What you have to do:
Below are the records. List every line holding the word "activate".

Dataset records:
* * * * *

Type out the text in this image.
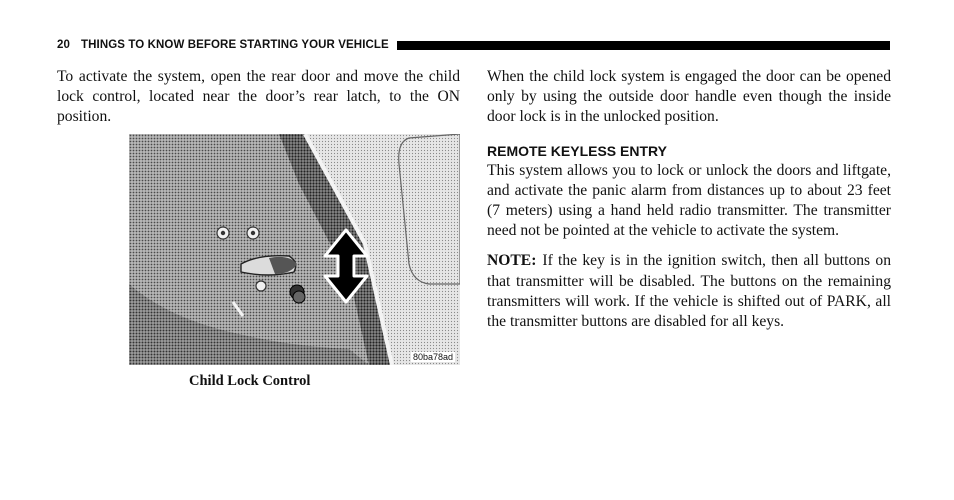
20 THINGS TO KNOW BEFORE STARTING YOUR VEHICLE

To activate the system, open the rear door and move the child lock control, located near the door’s rear latch, to the ON position.

80ba78ad
Child Lock Control

When the child lock system is engaged the door can be opened only by using the outside door handle even though the inside door lock is in the unlocked position.

REMOTE KEYLESS ENTRY

This system allows you to lock or unlock the doors and liftgate, and activate the panic alarm from distances up to about 23 feet (7 meters) using a hand held radio transmitter. The transmitter need not be pointed at the vehicle to activate the system.

NOTE: If the key is in the ignition switch, then all buttons on that transmitter will be disabled. The buttons on the remaining transmitters will work. If the vehicle is shifted out of PARK, all the transmitter buttons are disabled for all keys.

* * * * *

The output:
To activate the system, open the rear door and move the child lock control, located near the door’s rear latch, to the ON position.
This system allows you to lock or unlock the doors and liftgate, and activate the panic alarm from distances up to about 23 feet (7 meters) using a hand held radio transmitter. The transmitter need not be pointed at the vehicle to activate the system.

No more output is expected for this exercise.